→ WRITTEN REQUEST
Transcribe every line of the listing below without any deviation.

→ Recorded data
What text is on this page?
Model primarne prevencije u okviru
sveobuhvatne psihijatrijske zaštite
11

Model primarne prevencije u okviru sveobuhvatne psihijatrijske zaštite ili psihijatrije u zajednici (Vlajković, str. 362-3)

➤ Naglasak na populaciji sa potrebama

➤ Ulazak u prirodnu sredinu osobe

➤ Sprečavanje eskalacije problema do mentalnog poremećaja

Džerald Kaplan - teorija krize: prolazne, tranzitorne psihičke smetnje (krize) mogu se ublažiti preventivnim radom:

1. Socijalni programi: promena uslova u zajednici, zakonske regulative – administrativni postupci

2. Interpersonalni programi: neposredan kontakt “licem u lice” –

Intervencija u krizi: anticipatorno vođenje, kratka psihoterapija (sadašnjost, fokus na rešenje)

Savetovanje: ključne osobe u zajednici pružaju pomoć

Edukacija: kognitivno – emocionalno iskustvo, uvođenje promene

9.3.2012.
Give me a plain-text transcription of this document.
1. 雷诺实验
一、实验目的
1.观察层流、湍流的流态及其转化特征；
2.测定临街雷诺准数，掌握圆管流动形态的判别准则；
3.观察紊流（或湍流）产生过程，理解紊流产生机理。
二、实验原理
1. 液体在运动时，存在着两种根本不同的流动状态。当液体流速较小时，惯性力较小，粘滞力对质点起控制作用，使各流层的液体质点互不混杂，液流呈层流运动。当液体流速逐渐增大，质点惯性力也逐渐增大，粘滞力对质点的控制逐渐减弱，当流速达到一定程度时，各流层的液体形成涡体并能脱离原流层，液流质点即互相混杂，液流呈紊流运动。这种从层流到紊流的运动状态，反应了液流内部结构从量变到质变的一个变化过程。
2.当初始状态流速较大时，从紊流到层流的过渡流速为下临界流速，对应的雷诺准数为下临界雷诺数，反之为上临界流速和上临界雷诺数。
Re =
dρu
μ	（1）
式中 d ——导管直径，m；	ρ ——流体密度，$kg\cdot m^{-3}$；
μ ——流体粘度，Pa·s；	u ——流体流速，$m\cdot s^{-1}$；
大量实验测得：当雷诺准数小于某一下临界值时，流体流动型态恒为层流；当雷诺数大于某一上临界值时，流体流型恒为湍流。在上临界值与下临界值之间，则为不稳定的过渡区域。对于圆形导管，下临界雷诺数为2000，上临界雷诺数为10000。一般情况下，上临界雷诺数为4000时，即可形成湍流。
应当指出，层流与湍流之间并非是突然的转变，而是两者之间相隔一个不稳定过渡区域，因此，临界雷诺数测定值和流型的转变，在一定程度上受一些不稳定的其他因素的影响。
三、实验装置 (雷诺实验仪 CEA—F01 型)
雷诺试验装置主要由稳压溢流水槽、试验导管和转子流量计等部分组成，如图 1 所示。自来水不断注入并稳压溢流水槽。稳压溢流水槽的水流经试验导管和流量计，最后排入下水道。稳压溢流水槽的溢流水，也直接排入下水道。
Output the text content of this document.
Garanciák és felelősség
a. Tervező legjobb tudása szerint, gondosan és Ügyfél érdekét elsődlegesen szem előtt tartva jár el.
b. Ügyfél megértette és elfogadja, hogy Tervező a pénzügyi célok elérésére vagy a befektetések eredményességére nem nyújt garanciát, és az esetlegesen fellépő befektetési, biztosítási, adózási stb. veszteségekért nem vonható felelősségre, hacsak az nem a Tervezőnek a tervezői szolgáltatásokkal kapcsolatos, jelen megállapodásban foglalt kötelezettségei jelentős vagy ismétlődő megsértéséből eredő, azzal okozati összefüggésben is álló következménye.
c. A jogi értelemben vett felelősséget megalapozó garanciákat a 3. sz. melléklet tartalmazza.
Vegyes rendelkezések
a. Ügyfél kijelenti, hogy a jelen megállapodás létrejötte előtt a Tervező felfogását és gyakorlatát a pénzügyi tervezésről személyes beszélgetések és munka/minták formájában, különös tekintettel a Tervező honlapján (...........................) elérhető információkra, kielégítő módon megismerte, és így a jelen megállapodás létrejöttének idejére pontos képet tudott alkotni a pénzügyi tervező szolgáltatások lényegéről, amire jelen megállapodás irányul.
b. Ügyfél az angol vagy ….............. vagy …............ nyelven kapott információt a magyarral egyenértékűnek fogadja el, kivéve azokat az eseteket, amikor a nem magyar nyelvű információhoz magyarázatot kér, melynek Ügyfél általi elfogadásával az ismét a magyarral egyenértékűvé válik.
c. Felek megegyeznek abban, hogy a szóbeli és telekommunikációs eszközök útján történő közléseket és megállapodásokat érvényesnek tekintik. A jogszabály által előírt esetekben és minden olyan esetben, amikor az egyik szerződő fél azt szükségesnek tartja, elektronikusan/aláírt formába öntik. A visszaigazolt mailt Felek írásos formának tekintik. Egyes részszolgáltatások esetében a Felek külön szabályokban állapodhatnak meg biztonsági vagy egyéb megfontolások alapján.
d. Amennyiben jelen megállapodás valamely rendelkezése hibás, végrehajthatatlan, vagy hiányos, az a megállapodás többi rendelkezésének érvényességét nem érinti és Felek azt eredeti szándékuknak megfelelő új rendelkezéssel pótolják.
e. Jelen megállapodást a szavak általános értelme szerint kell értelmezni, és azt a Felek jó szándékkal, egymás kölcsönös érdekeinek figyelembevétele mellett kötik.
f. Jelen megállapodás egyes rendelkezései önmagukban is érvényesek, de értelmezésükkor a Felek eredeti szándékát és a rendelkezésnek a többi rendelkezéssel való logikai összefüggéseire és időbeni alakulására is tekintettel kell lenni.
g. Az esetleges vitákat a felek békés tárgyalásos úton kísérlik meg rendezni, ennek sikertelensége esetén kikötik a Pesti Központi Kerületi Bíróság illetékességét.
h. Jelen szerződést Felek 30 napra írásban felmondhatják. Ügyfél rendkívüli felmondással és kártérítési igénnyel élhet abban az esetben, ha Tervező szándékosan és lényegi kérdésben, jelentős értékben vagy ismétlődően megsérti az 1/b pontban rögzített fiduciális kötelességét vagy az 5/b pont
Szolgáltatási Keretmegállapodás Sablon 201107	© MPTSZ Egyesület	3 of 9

→ RESPONSE TO THE TASK
What text is on this page?
Model primarne prevencije u okviru
sveobuhvatne psihijatrijske zaštite
11

Model primarne prevencije u okviru sveobuhvatne psihijatrijske zaštite ili psihijatrije u zajednici (Vlajković, str. 362-3)

➤ Naglasak na populaciji sa potrebama

➤ Ulazak u prirodnu sredinu osobe

➤ Sprečavanje eskalacije problema do mentalnog poremećaja

Džerald Kaplan - teorija krize: prolazne, tranzitorne psihičke smetnje (krize) mogu se ublažiti preventivnim radom:

1. Socijalni programi: promena uslova u zajednici, zakonske regulative – administrativni postupci

2. Interpersonalni programi: neposredan kontakt “licem u lice” –

Intervencija u krizi: anticipatorno vođenje, kratka psihoterapija (sadašnjost, fokus na rešenje)

Savetovanje: ključne osobe u zajednici pružaju pomoć

Edukacija: kognitivno – emocionalno iskustvo, uvođenje promene

9.3.2012.
Give me a plain-text transcription of this document.
1. 雷诺实验
一、实验目的
1.观察层流、湍流的流态及其转化特征；
2.测定临街雷诺准数，掌握圆管流动形态的判别准则；
3.观察紊流（或湍流）产生过程，理解紊流产生机理。
二、实验原理
1. 液体在运动时，存在着两种根本不同的流动状态。当液体流速较小时，惯性力较小，粘滞力对质点起控制作用，使各流层的液体质点互不混杂，液流呈层流运动。当液体流速逐渐增大，质点惯性力也逐渐增大，粘滞力对质点的控制逐渐减弱，当流速达到一定程度时，各流层的液体形成涡体并能脱离原流层，液流质点即互相混杂，液流呈紊流运动。这种从层流到紊流的运动状态，反应了液流内部结构从量变到质变的一个变化过程。
2.当初始状态流速较大时，从紊流到层流的过渡流速为下临界流速，对应的雷诺准数为下临界雷诺数，反之为上临界流速和上临界雷诺数。
Re =
dρu
μ	（1）
式中 d ——导管直径，m；	ρ ——流体密度，$kg\cdot m^{-3}$；
μ ——流体粘度，Pa·s；	u ——流体流速，$m\cdot s^{-1}$；
大量实验测得：当雷诺准数小于某一下临界值时，流体流动型态恒为层流；当雷诺数大于某一上临界值时，流体流型恒为湍流。在上临界值与下临界值之间，则为不稳定的过渡区域。对于圆形导管，下临界雷诺数为2000，上临界雷诺数为10000。一般情况下，上临界雷诺数为4000时，即可形成湍流。
应当指出，层流与湍流之间并非是突然的转变，而是两者之间相隔一个不稳定过渡区域，因此，临界雷诺数测定值和流型的转变，在一定程度上受一些不稳定的其他因素的影响。
三、实验装置 (雷诺实验仪 CEA—F01 型)
雷诺试验装置主要由稳压溢流水槽、试验导管和转子流量计等部分组成，如图 1 所示。自来水不断注入并稳压溢流水槽。稳压溢流水槽的水流经试验导管和流量计，最后排入下水道。稳压溢流水槽的溢流水，也直接排入下水道。
Output the text content of this document.
Garanciák és felelősség
a. Tervező legjobb tudása szerint, gondosan és Ügyfél érdekét elsődlegesen szem előtt tartva jár el.
b. Ügyfél megértette és elfogadja, hogy Tervező a pénzügyi célok elérésére vagy a befektetések eredményességére nem nyújt garanciát, és az esetlegesen fellépő befektetési, biztosítási, adózási stb. veszteségekért nem vonható felelősségre, hacsak az nem a Tervezőnek a tervezői szolgáltatásokkal kapcsolatos, jelen megállapodásban foglalt kötelezettségei jelentős vagy ismétlődő megsértéséből eredő, azzal okozati összefüggésben is álló következménye.
c. A jogi értelemben vett felelősséget megalapozó garanciákat a 3. sz. melléklet tartalmazza.
Vegyes rendelkezések
a. Ügyfél kijelenti, hogy a jelen megállapodás létrejötte előtt a Tervező felfogását és gyakorlatát a pénzügyi tervezésről személyes beszélgetések és munka/minták formájában, különös tekintettel a Tervező honlapján (...........................) elérhető információkra, kielégítő módon megismerte, és így a jelen megállapodás létrejöttének idejére pontos képet tudott alkotni a pénzügyi tervező szolgáltatások lényegéről, amire jelen megállapodás irányul.
b. Ügyfél az angol vagy ….............. vagy …............ nyelven kapott információt a magyarral egyenértékűnek fogadja el, kivéve azokat az eseteket, amikor a nem magyar nyelvű információhoz magyarázatot kér, melynek Ügyfél általi elfogadásával az ismét a magyarral egyenértékűvé válik.
c. Felek megegyeznek abban, hogy a szóbeli és telekommunikációs eszközök útján történő közléseket és megállapodásokat érvényesnek tekintik. A jogszabály által előírt esetekben és minden olyan esetben, amikor az egyik szerződő fél azt szükségesnek tartja, elektronikusan/aláírt formába öntik. A visszaigazolt mailt Felek írásos formának tekintik. Egyes részszolgáltatások esetében a Felek külön szabályokban állapodhatnak meg biztonsági vagy egyéb megfontolások alapján.
d. Amennyiben jelen megállapodás valamely rendelkezése hibás, végrehajthatatlan, vagy hiányos, az a megállapodás többi rendelkezésének érvényességét nem érinti és Felek azt eredeti szándékuknak megfelelő új rendelkezéssel pótolják.
e. Jelen megállapodást a szavak általános értelme szerint kell értelmezni, és azt a Felek jó szándékkal, egymás kölcsönös érdekeinek figyelembevétele mellett kötik.
f. Jelen megállapodás egyes rendelkezései önmagukban is érvényesek, de értelmezésükkor a Felek eredeti szándékát és a rendelkezésnek a többi rendelkezéssel való logikai összefüggéseire és időbeni alakulására is tekintettel kell lenni.
g. Az esetleges vitákat a felek békés tárgyalásos úton kísérlik meg rendezni, ennek sikertelensége esetén kikötik a Pesti Központi Kerületi Bíróság illetékességét.
h. Jelen szerződést Felek 30 napra írásban felmondhatják. Ügyfél rendkívüli felmondással és kártérítési igénnyel élhet abban az esetben, ha Tervező szándékosan és lényegi kérdésben, jelentős értékben vagy ismétlődően megsérti az 1/b pontban rögzített fiduciális kötelességét vagy az 5/b pont
Szolgáltatási Keretmegállapodás Sablon 201107	© MPTSZ Egyesület	3 of 9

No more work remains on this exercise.